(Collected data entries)
------------------------------------------------------------------------
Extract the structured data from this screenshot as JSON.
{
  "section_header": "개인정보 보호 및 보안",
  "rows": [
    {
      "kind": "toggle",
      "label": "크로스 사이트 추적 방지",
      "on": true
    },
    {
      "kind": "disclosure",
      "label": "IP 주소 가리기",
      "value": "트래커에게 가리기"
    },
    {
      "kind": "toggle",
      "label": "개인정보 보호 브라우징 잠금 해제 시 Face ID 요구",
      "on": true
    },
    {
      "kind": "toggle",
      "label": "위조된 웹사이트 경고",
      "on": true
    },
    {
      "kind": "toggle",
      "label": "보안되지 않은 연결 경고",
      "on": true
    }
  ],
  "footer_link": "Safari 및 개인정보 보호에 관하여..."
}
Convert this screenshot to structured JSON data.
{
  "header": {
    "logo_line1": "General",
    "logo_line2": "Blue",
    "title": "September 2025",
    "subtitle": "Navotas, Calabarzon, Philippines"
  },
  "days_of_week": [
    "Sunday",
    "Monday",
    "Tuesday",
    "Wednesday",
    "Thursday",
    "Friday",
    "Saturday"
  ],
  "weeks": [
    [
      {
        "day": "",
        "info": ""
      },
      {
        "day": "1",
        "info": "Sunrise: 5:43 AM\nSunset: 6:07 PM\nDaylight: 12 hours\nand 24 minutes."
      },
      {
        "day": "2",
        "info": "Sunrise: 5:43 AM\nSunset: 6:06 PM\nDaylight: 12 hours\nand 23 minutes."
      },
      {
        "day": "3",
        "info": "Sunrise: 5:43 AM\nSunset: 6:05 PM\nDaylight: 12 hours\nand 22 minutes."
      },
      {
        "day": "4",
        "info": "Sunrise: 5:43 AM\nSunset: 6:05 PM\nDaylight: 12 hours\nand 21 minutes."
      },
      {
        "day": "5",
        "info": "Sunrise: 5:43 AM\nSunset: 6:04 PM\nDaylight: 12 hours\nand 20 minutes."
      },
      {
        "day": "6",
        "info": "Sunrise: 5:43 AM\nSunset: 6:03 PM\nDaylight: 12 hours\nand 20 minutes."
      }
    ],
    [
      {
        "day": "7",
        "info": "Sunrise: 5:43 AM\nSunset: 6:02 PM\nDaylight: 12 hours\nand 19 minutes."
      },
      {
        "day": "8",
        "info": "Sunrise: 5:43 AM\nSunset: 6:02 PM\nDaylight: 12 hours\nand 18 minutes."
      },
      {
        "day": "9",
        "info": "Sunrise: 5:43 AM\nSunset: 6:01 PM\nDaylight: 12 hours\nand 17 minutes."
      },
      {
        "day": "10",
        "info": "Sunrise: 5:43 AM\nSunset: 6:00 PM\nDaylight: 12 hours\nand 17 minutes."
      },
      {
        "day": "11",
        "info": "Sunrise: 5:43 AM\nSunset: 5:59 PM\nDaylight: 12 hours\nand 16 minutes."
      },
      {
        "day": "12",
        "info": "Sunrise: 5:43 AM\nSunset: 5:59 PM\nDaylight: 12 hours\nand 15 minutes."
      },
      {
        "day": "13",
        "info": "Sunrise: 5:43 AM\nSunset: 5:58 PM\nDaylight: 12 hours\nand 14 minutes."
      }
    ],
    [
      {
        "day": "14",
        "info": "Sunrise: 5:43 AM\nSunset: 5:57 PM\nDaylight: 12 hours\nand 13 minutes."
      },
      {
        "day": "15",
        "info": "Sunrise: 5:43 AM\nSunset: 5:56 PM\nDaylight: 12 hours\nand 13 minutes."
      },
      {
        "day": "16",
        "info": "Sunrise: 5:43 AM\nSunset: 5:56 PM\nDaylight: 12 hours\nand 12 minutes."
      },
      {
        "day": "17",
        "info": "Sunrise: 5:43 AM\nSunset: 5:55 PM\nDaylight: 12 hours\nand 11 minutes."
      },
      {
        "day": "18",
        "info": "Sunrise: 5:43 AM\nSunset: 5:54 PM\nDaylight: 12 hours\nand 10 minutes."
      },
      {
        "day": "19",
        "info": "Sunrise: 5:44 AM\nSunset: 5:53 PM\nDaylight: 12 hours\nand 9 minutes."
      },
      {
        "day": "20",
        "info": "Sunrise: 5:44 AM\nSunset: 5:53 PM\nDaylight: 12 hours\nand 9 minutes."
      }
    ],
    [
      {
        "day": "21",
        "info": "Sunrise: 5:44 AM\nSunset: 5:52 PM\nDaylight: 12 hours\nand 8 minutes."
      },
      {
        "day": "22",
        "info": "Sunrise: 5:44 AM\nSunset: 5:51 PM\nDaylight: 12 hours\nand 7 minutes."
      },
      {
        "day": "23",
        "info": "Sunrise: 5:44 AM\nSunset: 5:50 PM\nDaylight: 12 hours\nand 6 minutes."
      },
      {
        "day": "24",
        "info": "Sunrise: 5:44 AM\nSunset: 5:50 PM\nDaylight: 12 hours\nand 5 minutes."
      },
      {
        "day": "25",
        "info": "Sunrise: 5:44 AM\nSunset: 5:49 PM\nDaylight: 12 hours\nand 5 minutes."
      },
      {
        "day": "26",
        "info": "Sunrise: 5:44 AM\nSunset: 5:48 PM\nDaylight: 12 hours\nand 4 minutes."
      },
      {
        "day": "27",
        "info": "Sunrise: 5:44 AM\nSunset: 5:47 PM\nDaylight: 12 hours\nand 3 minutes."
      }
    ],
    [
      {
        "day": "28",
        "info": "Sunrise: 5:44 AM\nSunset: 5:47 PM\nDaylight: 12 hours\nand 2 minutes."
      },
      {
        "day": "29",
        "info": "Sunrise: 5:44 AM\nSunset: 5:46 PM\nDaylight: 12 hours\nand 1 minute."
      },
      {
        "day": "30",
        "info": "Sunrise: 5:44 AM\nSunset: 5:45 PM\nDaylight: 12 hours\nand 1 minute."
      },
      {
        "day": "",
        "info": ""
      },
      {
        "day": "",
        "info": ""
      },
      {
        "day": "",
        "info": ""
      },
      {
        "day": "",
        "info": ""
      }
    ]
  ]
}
------------------------------------------------------------------------
• [EXERCISE DESCRIPTION]:
Reproduce each line from the records that contains the word "screenshot".

• [OUTPUT FOR THIS EXERCISE]:
Extract the structured data from this screenshot as JSON.
Convert this screenshot to structured JSON data.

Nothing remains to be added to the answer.